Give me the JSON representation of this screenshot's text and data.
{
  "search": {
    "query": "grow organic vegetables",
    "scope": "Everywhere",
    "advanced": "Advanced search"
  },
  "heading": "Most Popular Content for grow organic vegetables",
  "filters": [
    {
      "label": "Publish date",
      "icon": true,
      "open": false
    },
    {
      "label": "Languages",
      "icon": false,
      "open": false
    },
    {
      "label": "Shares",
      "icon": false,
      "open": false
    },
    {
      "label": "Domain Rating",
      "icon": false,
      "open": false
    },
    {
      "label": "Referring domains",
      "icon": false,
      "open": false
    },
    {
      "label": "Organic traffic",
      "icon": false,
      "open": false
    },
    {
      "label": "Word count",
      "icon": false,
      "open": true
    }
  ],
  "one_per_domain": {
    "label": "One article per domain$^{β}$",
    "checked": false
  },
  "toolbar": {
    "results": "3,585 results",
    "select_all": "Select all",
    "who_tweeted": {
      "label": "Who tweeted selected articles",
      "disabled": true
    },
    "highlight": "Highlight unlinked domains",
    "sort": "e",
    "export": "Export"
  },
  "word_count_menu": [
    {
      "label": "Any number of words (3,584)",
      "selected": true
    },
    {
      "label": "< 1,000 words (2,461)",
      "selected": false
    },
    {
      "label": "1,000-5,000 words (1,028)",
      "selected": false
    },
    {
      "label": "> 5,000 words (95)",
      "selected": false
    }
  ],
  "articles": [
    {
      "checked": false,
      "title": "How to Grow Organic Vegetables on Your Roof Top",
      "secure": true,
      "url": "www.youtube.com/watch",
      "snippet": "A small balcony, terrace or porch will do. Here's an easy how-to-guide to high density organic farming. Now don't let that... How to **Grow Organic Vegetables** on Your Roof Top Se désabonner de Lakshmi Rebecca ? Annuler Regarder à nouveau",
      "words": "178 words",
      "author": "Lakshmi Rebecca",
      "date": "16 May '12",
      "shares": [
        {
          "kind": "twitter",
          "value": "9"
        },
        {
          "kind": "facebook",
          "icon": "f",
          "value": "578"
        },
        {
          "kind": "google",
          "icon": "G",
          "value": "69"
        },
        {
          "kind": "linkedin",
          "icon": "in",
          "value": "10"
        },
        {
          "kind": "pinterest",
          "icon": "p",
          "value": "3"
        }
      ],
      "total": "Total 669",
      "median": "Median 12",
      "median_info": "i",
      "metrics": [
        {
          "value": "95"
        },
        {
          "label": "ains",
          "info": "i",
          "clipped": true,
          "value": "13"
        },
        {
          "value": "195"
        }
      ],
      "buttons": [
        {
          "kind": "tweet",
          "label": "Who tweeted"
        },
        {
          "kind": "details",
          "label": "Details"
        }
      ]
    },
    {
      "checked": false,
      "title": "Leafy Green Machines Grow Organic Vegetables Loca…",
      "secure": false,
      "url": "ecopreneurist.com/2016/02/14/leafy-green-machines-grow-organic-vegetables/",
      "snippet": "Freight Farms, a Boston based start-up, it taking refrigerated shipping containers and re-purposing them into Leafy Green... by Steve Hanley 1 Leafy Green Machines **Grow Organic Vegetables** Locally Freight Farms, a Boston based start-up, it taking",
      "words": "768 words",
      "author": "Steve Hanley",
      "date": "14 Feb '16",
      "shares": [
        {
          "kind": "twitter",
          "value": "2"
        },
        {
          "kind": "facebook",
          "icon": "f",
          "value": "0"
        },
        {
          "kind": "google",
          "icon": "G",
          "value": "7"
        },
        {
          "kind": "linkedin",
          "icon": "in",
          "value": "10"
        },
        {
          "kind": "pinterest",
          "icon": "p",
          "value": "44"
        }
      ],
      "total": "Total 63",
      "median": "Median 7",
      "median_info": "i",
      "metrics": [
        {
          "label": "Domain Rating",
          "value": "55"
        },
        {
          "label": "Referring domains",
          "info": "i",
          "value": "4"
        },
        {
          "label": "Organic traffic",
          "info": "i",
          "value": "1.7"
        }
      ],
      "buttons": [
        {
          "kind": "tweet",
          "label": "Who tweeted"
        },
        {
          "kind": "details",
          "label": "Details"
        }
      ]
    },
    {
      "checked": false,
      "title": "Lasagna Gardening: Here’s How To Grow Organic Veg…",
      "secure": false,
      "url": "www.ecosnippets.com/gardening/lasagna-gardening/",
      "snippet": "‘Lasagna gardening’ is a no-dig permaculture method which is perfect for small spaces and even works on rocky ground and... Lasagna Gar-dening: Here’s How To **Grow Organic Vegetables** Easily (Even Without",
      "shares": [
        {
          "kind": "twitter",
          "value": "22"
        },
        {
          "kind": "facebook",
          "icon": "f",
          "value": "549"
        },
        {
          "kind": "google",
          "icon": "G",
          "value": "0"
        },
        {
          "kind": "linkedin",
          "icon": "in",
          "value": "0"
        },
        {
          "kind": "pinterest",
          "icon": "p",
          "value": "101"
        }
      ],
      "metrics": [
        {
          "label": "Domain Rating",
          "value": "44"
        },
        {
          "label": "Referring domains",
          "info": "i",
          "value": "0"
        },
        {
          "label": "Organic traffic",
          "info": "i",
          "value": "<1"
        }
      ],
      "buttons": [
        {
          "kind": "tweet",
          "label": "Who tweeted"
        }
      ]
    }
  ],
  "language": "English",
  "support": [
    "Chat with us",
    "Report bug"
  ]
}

PROBLEM DETAILS »
Make an exact copy of the records.

RESULT »
Give me the JSON representation of this screenshot's text and data.
{
  "search": {
    "query": "grow organic vegetables",
    "scope": "Everywhere",
    "advanced": "Advanced search"
  },
  "heading": "Most Popular Content for grow organic vegetables",
  "filters": [
    {
      "label": "Publish date",
      "icon": true,
      "open": false
    },
    {
      "label": "Languages",
      "icon": false,
      "open": false
    },
    {
      "label": "Shares",
      "icon": false,
      "open": false
    },
    {
      "label": "Domain Rating",
      "icon": false,
      "open": false
    },
    {
      "label": "Referring domains",
      "icon": false,
      "open": false
    },
    {
      "label": "Organic traffic",
      "icon": false,
      "open": false
    },
    {
      "label": "Word count",
      "icon": false,
      "open": true
    }
  ],
  "one_per_domain": {
    "label": "One article per domain$^{β}$",
    "checked": false
  },
  "toolbar": {
    "results": "3,585 results",
    "select_all": "Select all",
    "who_tweeted": {
      "label": "Who tweeted selected articles",
      "disabled": true
    },
    "highlight": "Highlight unlinked domains",
    "sort": "e",
    "export": "Export"
  },
  "word_count_menu": [
    {
      "label": "Any number of words (3,584)",
      "selected": true
    },
    {
      "label": "< 1,000 words (2,461)",
      "selected": false
    },
    {
      "label": "1,000-5,000 words (1,028)",
      "selected": false
    },
    {
      "label": "> 5,000 words (95)",
      "selected": false
    }
  ],
  "articles": [
    {
      "checked": false,
      "title": "How to Grow Organic Vegetables on Your Roof Top",
      "secure": true,
      "url": "www.youtube.com/watch",
      "snippet": "A small balcony, terrace or porch will do. Here's an easy how-to-guide to high density organic farming. Now don't let that... How to **Grow Organic Vegetables** on Your Roof Top Se désabonner de Lakshmi Rebecca ? Annuler Regarder à nouveau",
      "words": "178 words",
      "author": "Lakshmi Rebecca",
      "date": "16 May '12",
      "shares": [
        {
          "kind": "twitter",
          "value": "9"
        },
        {
          "kind": "facebook",
          "icon": "f",
          "value": "578"
        },
        {
          "kind": "google",
          "icon": "G",
          "value": "69"
        },
        {
          "kind": "linkedin",
          "icon": "in",
          "value": "10"
        },
        {
          "kind": "pinterest",
          "icon": "p",
          "value": "3"
        }
      ],
      "total": "Total 669",
      "median": "Median 12",
      "median_info": "i",
      "metrics": [
        {
          "value": "95"
        },
        {
          "label": "ains",
          "info": "i",
          "clipped": true,
          "value": "13"
        },
        {
          "value": "195"
        }
      ],
      "buttons": [
        {
          "kind": "tweet",
          "label": "Who tweeted"
        },
        {
          "kind": "details",
          "label": "Details"
        }
      ]
    },
    {
      "checked": false,
      "title": "Leafy Green Machines Grow Organic Vegetables Loca…",
      "secure": false,
      "url": "ecopreneurist.com/2016/02/14/leafy-green-machines-grow-organic-vegetables/",
      "snippet": "Freight Farms, a Boston based start-up, it taking refrigerated shipping containers and re-purposing them into Leafy Green... by Steve Hanley 1 Leafy Green Machines **Grow Organic Vegetables** Locally Freight Farms, a Boston based start-up, it taking",
      "words": "768 words",
      "author": "Steve Hanley",
      "date": "14 Feb '16",
      "shares": [
        {
          "kind": "twitter",
          "value": "2"
        },
        {
          "kind": "facebook",
          "icon": "f",
          "value": "0"
        },
        {
          "kind": "google",
          "icon": "G",
          "value": "7"
        },
        {
          "kind": "linkedin",
          "icon": "in",
          "value": "10"
        },
        {
          "kind": "pinterest",
          "icon": "p",
          "value": "44"
        }
      ],
      "total": "Total 63",
      "median": "Median 7",
      "median_info": "i",
      "metrics": [
        {
          "label": "Domain Rating",
          "value": "55"
        },
        {
          "label": "Referring domains",
          "info": "i",
          "value": "4"
        },
        {
          "label": "Organic traffic",
          "info": "i",
          "value": "1.7"
        }
      ],
      "buttons": [
        {
          "kind": "tweet",
          "label": "Who tweeted"
        },
        {
          "kind": "details",
          "label": "Details"
        }
      ]
    },
    {
      "checked": false,
      "title": "Lasagna Gardening: Here’s How To Grow Organic Veg…",
      "secure": false,
      "url": "www.ecosnippets.com/gardening/lasagna-gardening/",
      "snippet": "‘Lasagna gardening’ is a no-dig permaculture method which is perfect for small spaces and even works on rocky ground and... Lasagna Gar-dening: Here’s How To **Grow Organic Vegetables** Easily (Even Without",
      "shares": [
        {
          "kind": "twitter",
          "value": "22"
        },
        {
          "kind": "facebook",
          "icon": "f",
          "value": "549"
        },
        {
          "kind": "google",
          "icon": "G",
          "value": "0"
        },
        {
          "kind": "linkedin",
          "icon": "in",
          "value": "0"
        },
        {
          "kind": "pinterest",
          "icon": "p",
          "value": "101"
        }
      ],
      "metrics": [
        {
          "label": "Domain Rating",
          "value": "44"
        },
        {
          "label": "Referring domains",
          "info": "i",
          "value": "0"
        },
        {
          "label": "Organic traffic",
          "info": "i",
          "value": "<1"
        }
      ],
      "buttons": [
        {
          "kind": "tweet",
          "label": "Who tweeted"
        }
      ]
    }
  ],
  "language": "English",
  "support": [
    "Chat with us",
    "Report bug"
  ]
}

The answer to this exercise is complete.